▸ **Short exercise**
Reproduce all the material exactly, minus any pictures it holds.

:: Dataset records

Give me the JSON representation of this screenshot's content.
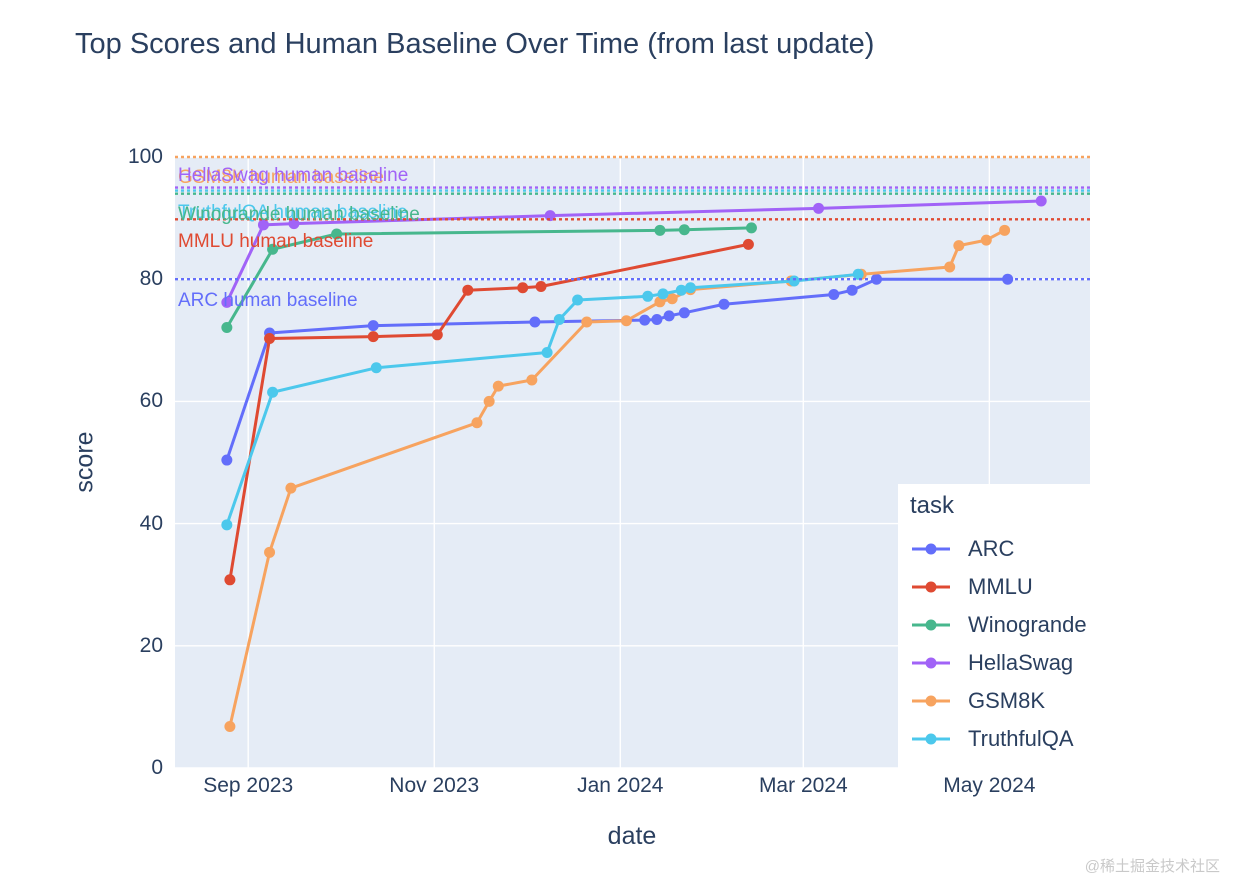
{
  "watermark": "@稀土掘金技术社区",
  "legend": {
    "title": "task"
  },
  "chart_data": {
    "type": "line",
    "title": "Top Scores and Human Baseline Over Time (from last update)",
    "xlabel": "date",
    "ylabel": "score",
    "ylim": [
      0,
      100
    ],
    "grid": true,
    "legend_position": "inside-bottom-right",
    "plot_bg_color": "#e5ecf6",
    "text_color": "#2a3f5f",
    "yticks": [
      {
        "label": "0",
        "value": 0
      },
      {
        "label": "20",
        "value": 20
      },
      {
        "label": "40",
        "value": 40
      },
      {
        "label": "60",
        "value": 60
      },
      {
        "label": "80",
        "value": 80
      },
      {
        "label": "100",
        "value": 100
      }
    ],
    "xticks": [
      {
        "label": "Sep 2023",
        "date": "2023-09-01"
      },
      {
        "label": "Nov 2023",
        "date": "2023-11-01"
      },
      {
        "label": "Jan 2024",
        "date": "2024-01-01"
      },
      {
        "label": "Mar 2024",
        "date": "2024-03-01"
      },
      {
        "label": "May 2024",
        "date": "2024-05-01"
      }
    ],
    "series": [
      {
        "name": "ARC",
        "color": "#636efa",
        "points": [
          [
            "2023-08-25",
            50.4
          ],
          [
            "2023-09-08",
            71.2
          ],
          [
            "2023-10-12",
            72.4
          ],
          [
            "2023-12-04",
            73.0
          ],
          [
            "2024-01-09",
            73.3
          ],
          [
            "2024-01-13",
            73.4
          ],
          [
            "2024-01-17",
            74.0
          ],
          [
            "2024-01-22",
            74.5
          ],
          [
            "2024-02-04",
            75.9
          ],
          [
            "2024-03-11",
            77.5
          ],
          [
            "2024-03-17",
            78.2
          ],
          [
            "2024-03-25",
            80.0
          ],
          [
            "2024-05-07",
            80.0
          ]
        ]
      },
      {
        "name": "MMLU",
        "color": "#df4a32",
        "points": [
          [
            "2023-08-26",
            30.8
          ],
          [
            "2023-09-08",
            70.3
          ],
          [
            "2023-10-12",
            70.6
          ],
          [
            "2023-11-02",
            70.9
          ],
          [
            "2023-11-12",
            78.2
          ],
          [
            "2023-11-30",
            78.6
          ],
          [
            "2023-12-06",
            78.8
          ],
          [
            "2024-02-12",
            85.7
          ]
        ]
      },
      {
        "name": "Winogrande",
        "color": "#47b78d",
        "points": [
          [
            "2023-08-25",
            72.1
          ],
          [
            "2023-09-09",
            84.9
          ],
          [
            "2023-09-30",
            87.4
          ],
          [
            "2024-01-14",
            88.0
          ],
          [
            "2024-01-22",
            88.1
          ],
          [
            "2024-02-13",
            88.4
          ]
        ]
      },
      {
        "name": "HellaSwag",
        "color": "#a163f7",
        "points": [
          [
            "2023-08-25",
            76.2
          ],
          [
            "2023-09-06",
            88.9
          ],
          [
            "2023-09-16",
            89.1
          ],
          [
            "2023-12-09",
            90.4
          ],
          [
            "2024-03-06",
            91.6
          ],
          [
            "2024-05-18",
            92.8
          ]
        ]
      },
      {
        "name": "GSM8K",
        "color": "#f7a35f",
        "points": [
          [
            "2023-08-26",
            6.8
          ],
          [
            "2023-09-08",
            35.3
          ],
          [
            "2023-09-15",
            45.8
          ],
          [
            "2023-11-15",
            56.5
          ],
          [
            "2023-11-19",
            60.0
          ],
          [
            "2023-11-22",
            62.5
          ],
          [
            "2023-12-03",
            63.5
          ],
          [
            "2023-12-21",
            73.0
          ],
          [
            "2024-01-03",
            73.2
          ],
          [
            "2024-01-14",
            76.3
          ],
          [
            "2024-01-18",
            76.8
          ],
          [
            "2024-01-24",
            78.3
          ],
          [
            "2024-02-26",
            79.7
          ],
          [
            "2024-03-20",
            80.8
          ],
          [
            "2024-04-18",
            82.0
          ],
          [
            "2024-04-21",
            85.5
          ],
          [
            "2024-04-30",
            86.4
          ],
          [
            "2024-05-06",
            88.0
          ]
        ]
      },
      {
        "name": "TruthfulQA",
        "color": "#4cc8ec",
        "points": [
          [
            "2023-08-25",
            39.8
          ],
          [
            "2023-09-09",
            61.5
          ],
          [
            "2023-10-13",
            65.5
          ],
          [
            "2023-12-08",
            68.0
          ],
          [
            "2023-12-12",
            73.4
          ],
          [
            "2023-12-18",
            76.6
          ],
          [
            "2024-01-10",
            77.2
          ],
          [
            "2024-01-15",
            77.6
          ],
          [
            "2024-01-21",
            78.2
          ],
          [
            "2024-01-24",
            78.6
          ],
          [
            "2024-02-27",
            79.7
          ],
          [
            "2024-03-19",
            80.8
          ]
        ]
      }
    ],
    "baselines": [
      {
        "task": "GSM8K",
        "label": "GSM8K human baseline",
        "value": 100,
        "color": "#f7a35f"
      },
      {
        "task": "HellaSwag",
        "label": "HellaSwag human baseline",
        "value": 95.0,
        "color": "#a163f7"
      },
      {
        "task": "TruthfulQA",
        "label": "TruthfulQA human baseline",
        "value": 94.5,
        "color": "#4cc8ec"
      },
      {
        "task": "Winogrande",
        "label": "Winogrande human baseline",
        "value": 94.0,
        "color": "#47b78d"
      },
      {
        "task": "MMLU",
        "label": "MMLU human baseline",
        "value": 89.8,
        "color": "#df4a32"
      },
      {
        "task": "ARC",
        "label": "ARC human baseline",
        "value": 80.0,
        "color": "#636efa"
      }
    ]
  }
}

::::

▸ **The solution**
Give me the JSON representation of this screenshot's content.
{
  "watermark": "@稀土掘金技术社区",
  "legend": {
    "title": "task"
  },
  "chart_data": {
    "type": "line",
    "title": "Top Scores and Human Baseline Over Time (from last update)",
    "xlabel": "date",
    "ylabel": "score",
    "ylim": [
      0,
      100
    ],
    "grid": true,
    "legend_position": "inside-bottom-right",
    "plot_bg_color": "#e5ecf6",
    "text_color": "#2a3f5f",
    "yticks": [
      {
        "label": "0",
        "value": 0
      },
      {
        "label": "20",
        "value": 20
      },
      {
        "label": "40",
        "value": 40
      },
      {
        "label": "60",
        "value": 60
      },
      {
        "label": "80",
        "value": 80
      },
      {
        "label": "100",
        "value": 100
      }
    ],
    "xticks": [
      {
        "label": "Sep 2023",
        "date": "2023-09-01"
      },
      {
        "label": "Nov 2023",
        "date": "2023-11-01"
      },
      {
        "label": "Jan 2024",
        "date": "2024-01-01"
      },
      {
        "label": "Mar 2024",
        "date": "2024-03-01"
      },
      {
        "label": "May 2024",
        "date": "2024-05-01"
      }
    ],
    "series": [
      {
        "name": "ARC",
        "color": "#636efa",
        "points": [
          [
            "2023-08-25",
            50.4
          ],
          [
            "2023-09-08",
            71.2
          ],
          [
            "2023-10-12",
            72.4
          ],
          [
            "2023-12-04",
            73.0
          ],
          [
            "2024-01-09",
            73.3
          ],
          [
            "2024-01-13",
            73.4
          ],
          [
            "2024-01-17",
            74.0
          ],
          [
            "2024-01-22",
            74.5
          ],
          [
            "2024-02-04",
            75.9
          ],
          [
            "2024-03-11",
            77.5
          ],
          [
            "2024-03-17",
            78.2
          ],
          [
            "2024-03-25",
            80.0
          ],
          [
            "2024-05-07",
            80.0
          ]
        ]
      },
      {
        "name": "MMLU",
        "color": "#df4a32",
        "points": [
          [
            "2023-08-26",
            30.8
          ],
          [
            "2023-09-08",
            70.3
          ],
          [
            "2023-10-12",
            70.6
          ],
          [
            "2023-11-02",
            70.9
          ],
          [
            "2023-11-12",
            78.2
          ],
          [
            "2023-11-30",
            78.6
          ],
          [
            "2023-12-06",
            78.8
          ],
          [
            "2024-02-12",
            85.7
          ]
        ]
      },
      {
        "name": "Winogrande",
        "color": "#47b78d",
        "points": [
          [
            "2023-08-25",
            72.1
          ],
          [
            "2023-09-09",
            84.9
          ],
          [
            "2023-09-30",
            87.4
          ],
          [
            "2024-01-14",
            88.0
          ],
          [
            "2024-01-22",
            88.1
          ],
          [
            "2024-02-13",
            88.4
          ]
        ]
      },
      {
        "name": "HellaSwag",
        "color": "#a163f7",
        "points": [
          [
            "2023-08-25",
            76.2
          ],
          [
            "2023-09-06",
            88.9
          ],
          [
            "2023-09-16",
            89.1
          ],
          [
            "2023-12-09",
            90.4
          ],
          [
            "2024-03-06",
            91.6
          ],
          [
            "2024-05-18",
            92.8
          ]
        ]
      },
      {
        "name": "GSM8K",
        "color": "#f7a35f",
        "points": [
          [
            "2023-08-26",
            6.8
          ],
          [
            "2023-09-08",
            35.3
          ],
          [
            "2023-09-15",
            45.8
          ],
          [
            "2023-11-15",
            56.5
          ],
          [
            "2023-11-19",
            60.0
          ],
          [
            "2023-11-22",
            62.5
          ],
          [
            "2023-12-03",
            63.5
          ],
          [
            "2023-12-21",
            73.0
          ],
          [
            "2024-01-03",
            73.2
          ],
          [
            "2024-01-14",
            76.3
          ],
          [
            "2024-01-18",
            76.8
          ],
          [
            "2024-01-24",
            78.3
          ],
          [
            "2024-02-26",
            79.7
          ],
          [
            "2024-03-20",
            80.8
          ],
          [
            "2024-04-18",
            82.0
          ],
          [
            "2024-04-21",
            85.5
          ],
          [
            "2024-04-30",
            86.4
          ],
          [
            "2024-05-06",
            88.0
          ]
        ]
      },
      {
        "name": "TruthfulQA",
        "color": "#4cc8ec",
        "points": [
          [
            "2023-08-25",
            39.8
          ],
          [
            "2023-09-09",
            61.5
          ],
          [
            "2023-10-13",
            65.5
          ],
          [
            "2023-12-08",
            68.0
          ],
          [
            "2023-12-12",
            73.4
          ],
          [
            "2023-12-18",
            76.6
          ],
          [
            "2024-01-10",
            77.2
          ],
          [
            "2024-01-15",
            77.6
          ],
          [
            "2024-01-21",
            78.2
          ],
          [
            "2024-01-24",
            78.6
          ],
          [
            "2024-02-27",
            79.7
          ],
          [
            "2024-03-19",
            80.8
          ]
        ]
      }
    ],
    "baselines": [
      {
        "task": "GSM8K",
        "label": "GSM8K human baseline",
        "value": 100,
        "color": "#f7a35f"
      },
      {
        "task": "HellaSwag",
        "label": "HellaSwag human baseline",
        "value": 95.0,
        "color": "#a163f7"
      },
      {
        "task": "TruthfulQA",
        "label": "TruthfulQA human baseline",
        "value": 94.5,
        "color": "#4cc8ec"
      },
      {
        "task": "Winogrande",
        "label": "Winogrande human baseline",
        "value": 94.0,
        "color": "#47b78d"
      },
      {
        "task": "MMLU",
        "label": "MMLU human baseline",
        "value": 89.8,
        "color": "#df4a32"
      },
      {
        "task": "ARC",
        "label": "ARC human baseline",
        "value": 80.0,
        "color": "#636efa"
      }
    ]
  }
}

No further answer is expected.